What you have to do ▸ Look for "structure" in each line of the entries, and return the matching lines.

Collected data entries ▸
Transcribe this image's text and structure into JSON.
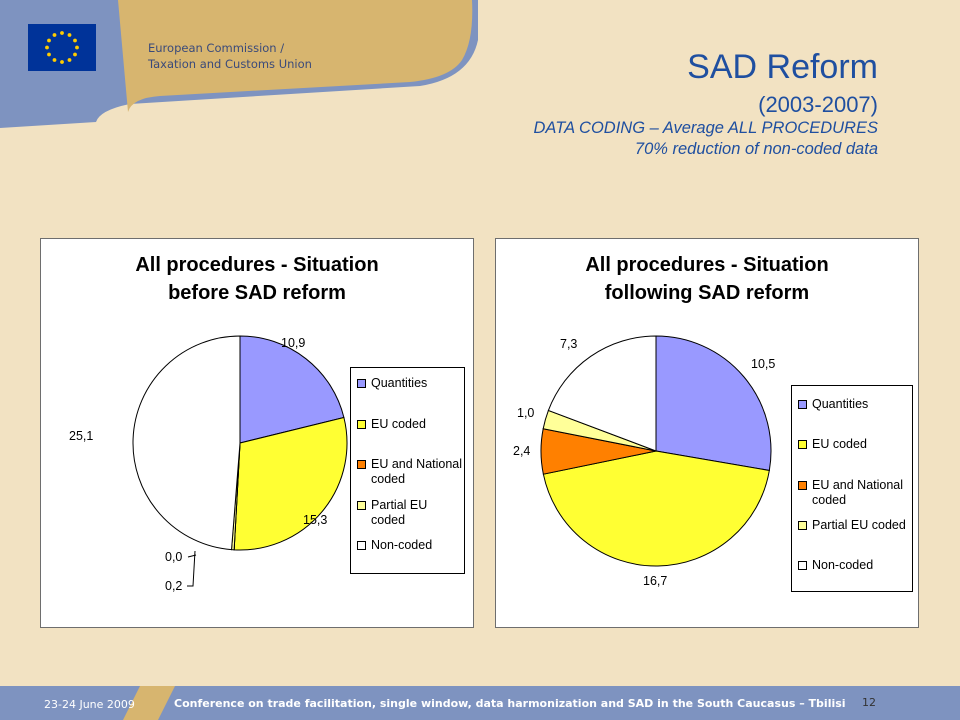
{
  "header": {
    "org_line1": "European Commission /",
    "org_line2": "Taxation and Customs Union",
    "title": "SAD Reform",
    "years": "(2003-2007)",
    "subtitle1": "DATA CODING – Average ALL PROCEDURES",
    "subtitle2": "70% reduction of non-coded data"
  },
  "colors": {
    "background": "#F2E2C2",
    "title": "#1F4FA0",
    "footer": "#7E93C0",
    "Quantities": "#9999FF",
    "EU coded": "#FFFF33",
    "EU and National coded": "#FF8000",
    "Partial EU coded": "#FFFF99",
    "Non-coded": "#FFFFFF"
  },
  "footer": {
    "date": "23-24 June 2009",
    "conference": "Conference on trade facilitation, single window, data harmonization and SAD in the South Caucasus – Tbilisi",
    "page": "12"
  },
  "chart_data": [
    {
      "type": "pie",
      "title_line1": "All procedures - Situation",
      "title_line2": "before SAD reform",
      "legend_position": "right",
      "categories": [
        "Quantities",
        "EU coded",
        "EU and National coded",
        "Partial EU coded",
        "Non-coded"
      ],
      "legend_labels": [
        [
          "Quantities"
        ],
        [
          "EU coded"
        ],
        [
          "EU and National",
          "coded"
        ],
        [
          "Partial EU coded"
        ],
        [
          "Non-coded"
        ]
      ],
      "values": [
        10.9,
        15.3,
        0.0,
        0.2,
        25.1
      ],
      "value_labels": [
        "10,9",
        "15,3",
        "0,0",
        "0,2",
        "25,1"
      ]
    },
    {
      "type": "pie",
      "title_line1": "All procedures - Situation",
      "title_line2": "following SAD reform",
      "legend_position": "right",
      "categories": [
        "Quantities",
        "EU coded",
        "EU and National coded",
        "Partial EU coded",
        "Non-coded"
      ],
      "legend_labels": [
        [
          "Quantities"
        ],
        [
          "EU coded"
        ],
        [
          "EU and National",
          "coded"
        ],
        [
          "Partial EU coded"
        ],
        [
          "Non-coded"
        ]
      ],
      "values": [
        10.5,
        16.7,
        2.4,
        1.0,
        7.3
      ],
      "value_labels": [
        "10,5",
        "16,7",
        "2,4",
        "1,0",
        "7,3"
      ]
    }
  ]
}
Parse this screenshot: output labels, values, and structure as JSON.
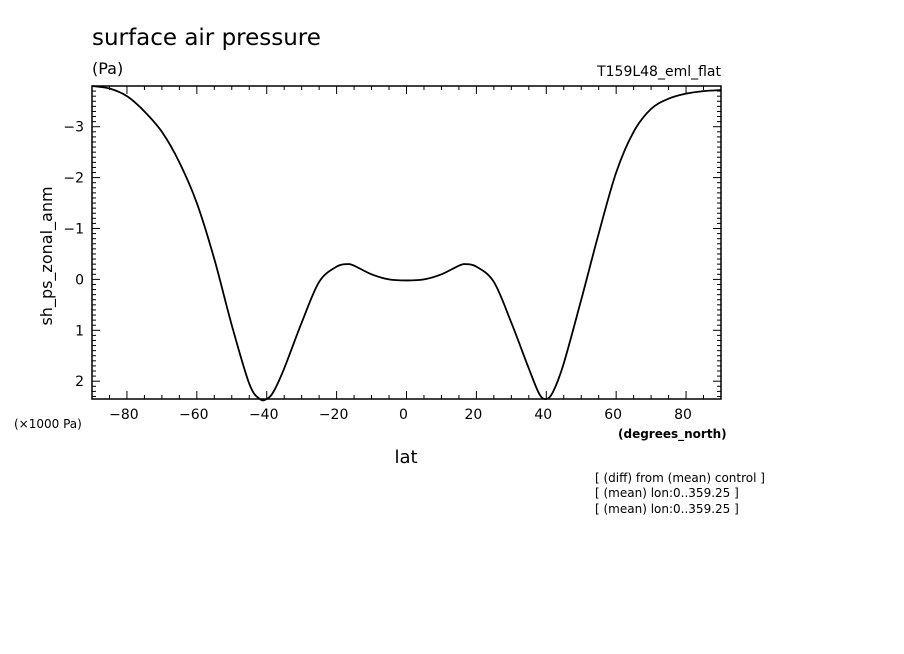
{
  "chart_data": {
    "type": "line",
    "title": "surface air pressure",
    "units": "(Pa)",
    "experiment": "T159L48_eml_flat",
    "xlabel": "lat",
    "xunits": "(degrees_north)",
    "ylabel": "sh_ps_zonal_anm",
    "yscale_label": "(×1000 Pa)",
    "xlim": [
      -90,
      90
    ],
    "ylim": [
      2.35,
      -3.8
    ],
    "y_inverted": true,
    "grid": false,
    "xticks": [
      -80,
      -60,
      -40,
      -20,
      0,
      20,
      40,
      60,
      80
    ],
    "yticks": [
      -3,
      -2,
      -1,
      0,
      1,
      2
    ],
    "notes": [
      "[ (diff) from (mean) control ]",
      "[ (mean) lon:0..359.25 ]",
      "[ (mean) lon:0..359.25 ]"
    ],
    "series": [
      {
        "x": [
          -90,
          -85,
          -80,
          -75,
          -70,
          -65,
          -60,
          -55,
          -50,
          -45,
          -42,
          -40,
          -38,
          -35,
          -30,
          -25,
          -20,
          -17,
          -15,
          -10,
          -5,
          0,
          5,
          10,
          15,
          17,
          20,
          25,
          30,
          35,
          38,
          40,
          42,
          45,
          50,
          55,
          60,
          65,
          70,
          75,
          80,
          85,
          90
        ],
        "y": [
          -3.8,
          -3.75,
          -3.6,
          -3.3,
          -2.9,
          -2.3,
          -1.5,
          -0.4,
          0.9,
          2.05,
          2.35,
          2.35,
          2.2,
          1.75,
          0.85,
          0.05,
          -0.25,
          -0.3,
          -0.27,
          -0.1,
          0.0,
          0.02,
          0.0,
          -0.1,
          -0.27,
          -0.3,
          -0.25,
          0.05,
          0.85,
          1.75,
          2.25,
          2.35,
          2.2,
          1.65,
          0.4,
          -0.9,
          -2.1,
          -2.9,
          -3.35,
          -3.55,
          -3.65,
          -3.7,
          -3.72
        ]
      }
    ]
  }
}
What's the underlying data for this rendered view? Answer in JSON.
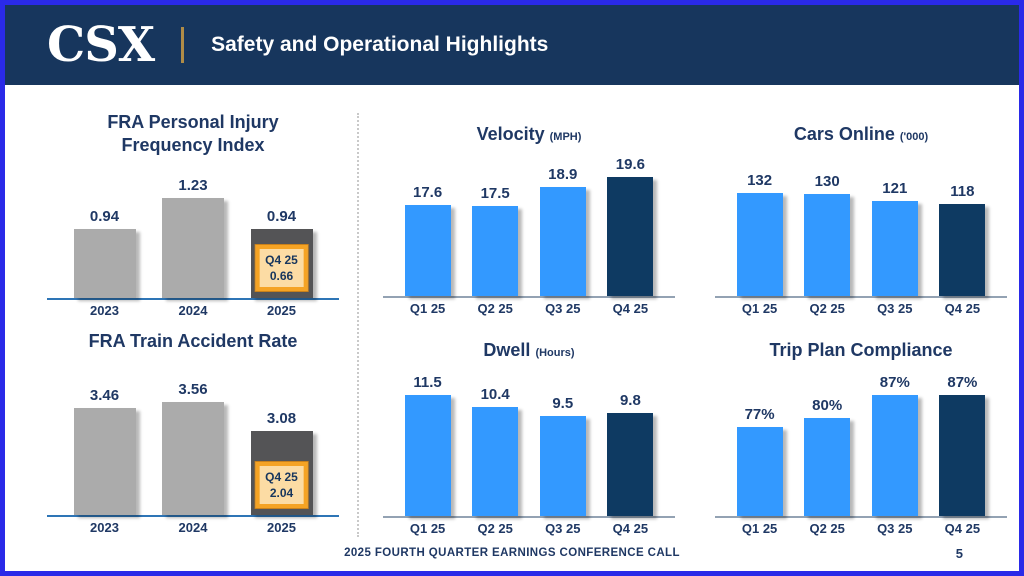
{
  "header": {
    "logo": "CSX",
    "title": "Safety and Operational Highlights",
    "bg_color": "#17365D",
    "divider_color": "#B08C47"
  },
  "page": {
    "footer": "2025 FOURTH QUARTER EARNINGS CONFERENCE CALL",
    "page_number": "5",
    "border_color": "#2A2AE8"
  },
  "palette": {
    "blue": "#3399FF",
    "navy": "#0E3A62",
    "gray": "#ABABAB",
    "charcoal": "#545456",
    "text_navy": "#1F3864",
    "callout_fill": "#FCDCA4",
    "callout_border": "#F5A324",
    "left_axis": "#2E75B6",
    "right_axis": "#93A2B3"
  },
  "chart_data": [
    {
      "type": "bar",
      "title": "FRA Personal Injury",
      "title_line2": "Frequency Index",
      "unit": "",
      "categories": [
        "2023",
        "2024",
        "2025"
      ],
      "values": [
        0.94,
        1.23,
        0.94
      ],
      "labels": [
        "0.94",
        "1.23",
        "0.94"
      ],
      "ylim": [
        0.3,
        1.33
      ],
      "colors": [
        "gray",
        "gray",
        "charcoal"
      ],
      "axis_color": "#2E75B6",
      "callout": {
        "index": 2,
        "label": "Q4 25",
        "value": "0.66"
      }
    },
    {
      "type": "bar",
      "title": "FRA Train Accident Rate",
      "title_line2": "",
      "unit": "",
      "categories": [
        "2023",
        "2024",
        "2025"
      ],
      "values": [
        3.46,
        3.56,
        3.08
      ],
      "labels": [
        "3.46",
        "3.56",
        "3.08"
      ],
      "ylim": [
        1.7,
        3.7
      ],
      "colors": [
        "gray",
        "gray",
        "charcoal"
      ],
      "axis_color": "#2E75B6",
      "callout": {
        "index": 2,
        "label": "Q4 25",
        "value": "2.04"
      }
    },
    {
      "type": "bar",
      "title": "Velocity",
      "title_line2": "",
      "unit": "(MPH)",
      "categories": [
        "Q1 25",
        "Q2 25",
        "Q3 25",
        "Q4 25"
      ],
      "values": [
        17.6,
        17.5,
        18.9,
        19.6
      ],
      "labels": [
        "17.6",
        "17.5",
        "18.9",
        "19.6"
      ],
      "ylim": [
        11,
        19.6
      ],
      "colors": [
        "blue",
        "blue",
        "blue",
        "navy"
      ],
      "axis_color": "#93A2B3",
      "callout": null
    },
    {
      "type": "bar",
      "title": "Cars Online",
      "title_line2": "",
      "unit": "('000)",
      "categories": [
        "Q1 25",
        "Q2 25",
        "Q3 25",
        "Q4 25"
      ],
      "values": [
        132,
        130,
        121,
        118
      ],
      "labels": [
        "132",
        "130",
        "121",
        "118"
      ],
      "ylim": [
        0,
        152
      ],
      "colors": [
        "blue",
        "blue",
        "blue",
        "navy"
      ],
      "axis_color": "#93A2B3",
      "callout": null
    },
    {
      "type": "bar",
      "title": "Dwell",
      "title_line2": "",
      "unit": "(Hours)",
      "categories": [
        "Q1 25",
        "Q2 25",
        "Q3 25",
        "Q4 25"
      ],
      "values": [
        11.5,
        10.4,
        9.5,
        9.8
      ],
      "labels": [
        "11.5",
        "10.4",
        "9.5",
        "9.8"
      ],
      "ylim": [
        0,
        11.7
      ],
      "colors": [
        "blue",
        "blue",
        "blue",
        "navy"
      ],
      "axis_color": "#93A2B3",
      "callout": null
    },
    {
      "type": "bar",
      "title": "Trip Plan Compliance",
      "title_line2": "",
      "unit": "",
      "categories": [
        "Q1 25",
        "Q2 25",
        "Q3 25",
        "Q4 25"
      ],
      "values": [
        77,
        80,
        87,
        87
      ],
      "labels": [
        "77%",
        "80%",
        "87%",
        "87%"
      ],
      "ylim": [
        50,
        87.5
      ],
      "colors": [
        "blue",
        "blue",
        "blue",
        "navy"
      ],
      "axis_color": "#93A2B3",
      "callout": null
    }
  ]
}
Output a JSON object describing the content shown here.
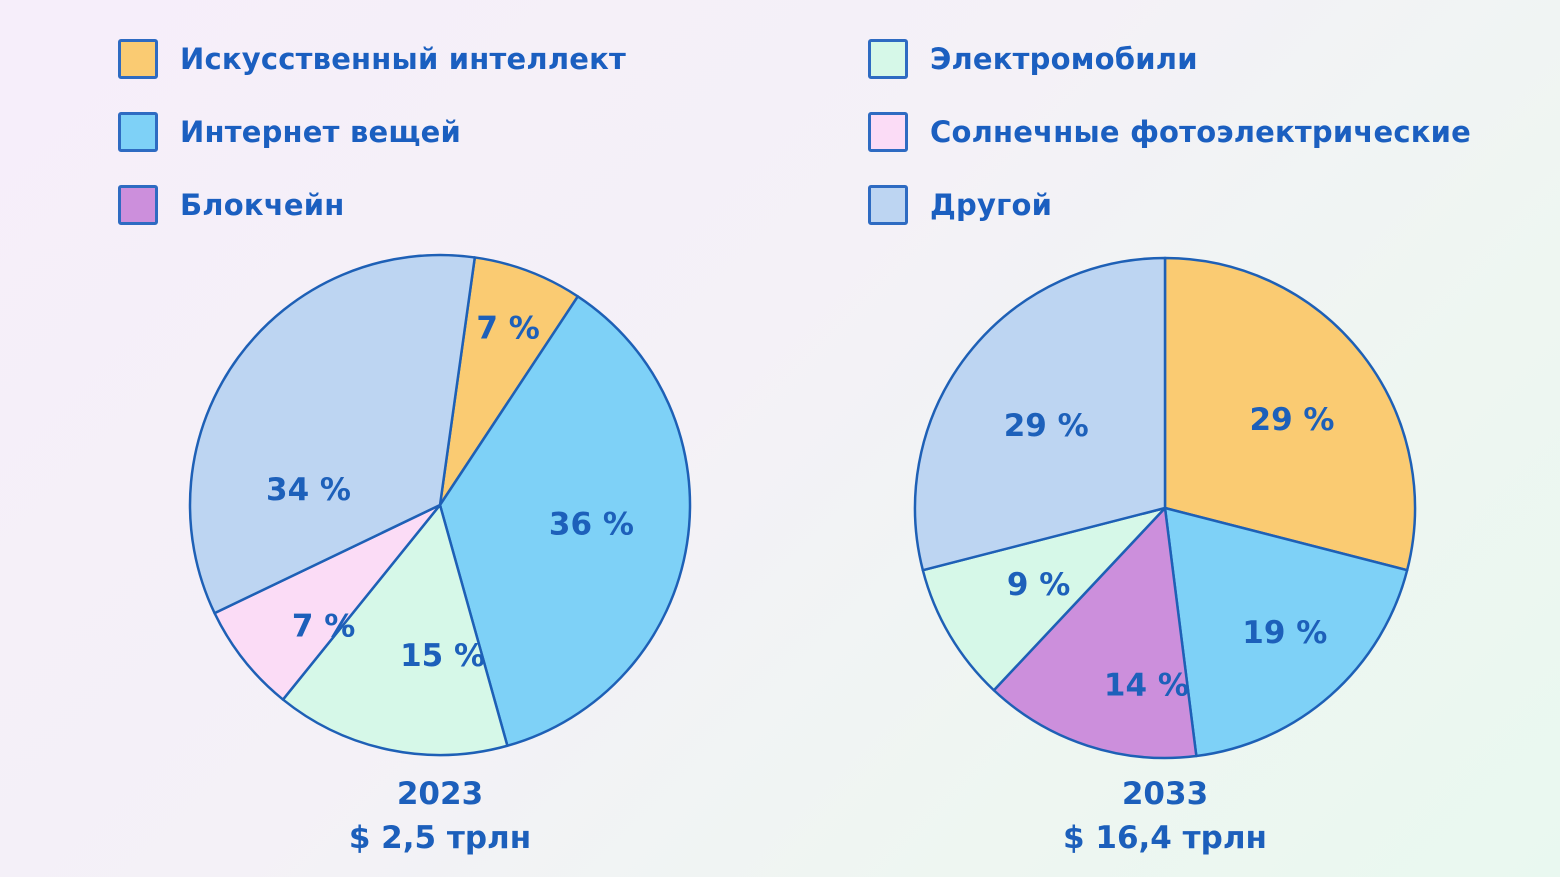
{
  "background": {
    "gradient_from": "#f6eefa",
    "gradient_to": "#e9f8f0"
  },
  "colors": {
    "text": "#1b5fc0",
    "pie_stroke": "#1e60b6",
    "swatch_border": "#2e6bc2",
    "ai_orange": "#facb72",
    "iot_blue": "#7ed1f7",
    "blockchain_purple": "#cc8fdc",
    "ev_mint": "#d6f8e8",
    "solar_pink": "#fbdcf6",
    "other_periwinkle": "#bdd5f2"
  },
  "legend": {
    "columns": [
      {
        "items": [
          {
            "label": "Искусственный интеллект",
            "color": "#facb72"
          },
          {
            "label": "Интернет вещей",
            "color": "#7ed1f7"
          },
          {
            "label": "Блокчейн",
            "color": "#cc8fdc"
          }
        ]
      },
      {
        "items": [
          {
            "label": "Электромобили",
            "color": "#d6f8e8"
          },
          {
            "label": "Солнечные фотоэлектрические",
            "color": "#fbdcf6"
          },
          {
            "label": "Другой",
            "color": "#bdd5f2"
          }
        ]
      }
    ]
  },
  "chart_data": [
    {
      "type": "pie",
      "title": "2023",
      "subtitle": "$ 2,5 трлн",
      "start_angle": 8,
      "legend_position": "top",
      "slices": [
        {
          "category": "Искусственный интеллект",
          "value": 7,
          "label": "7 %",
          "color": "#facb72"
        },
        {
          "category": "Интернет вещей",
          "value": 36,
          "label": "36 %",
          "color": "#7ed1f7"
        },
        {
          "category": "Электромобили",
          "value": 15,
          "label": "15 %",
          "color": "#d6f8e8"
        },
        {
          "category": "Солнечные фотоэлектрические",
          "value": 7,
          "label": "7 %",
          "color": "#fbdcf6"
        },
        {
          "category": "Другой",
          "value": 34,
          "label": "34 %",
          "color": "#bdd5f2"
        }
      ]
    },
    {
      "type": "pie",
      "title": "2033",
      "subtitle": "$ 16,4 трлн",
      "start_angle": 0,
      "legend_position": "top",
      "slices": [
        {
          "category": "Искусственный интеллект",
          "value": 29,
          "label": "29 %",
          "color": "#facb72"
        },
        {
          "category": "Интернет вещей",
          "value": 19,
          "label": "19 %",
          "color": "#7ed1f7"
        },
        {
          "category": "Блокчейн",
          "value": 14,
          "label": "14 %",
          "color": "#cc8fdc"
        },
        {
          "category": "Электромобили",
          "value": 9,
          "label": "9 %",
          "color": "#d6f8e8"
        },
        {
          "category": "Другой",
          "value": 29,
          "label": "29 %",
          "color": "#bdd5f2"
        }
      ]
    }
  ]
}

Complete response ▸
Transcribe this image's text and structure into JSON.
Parse this screenshot: output labels, values, and structure as JSON.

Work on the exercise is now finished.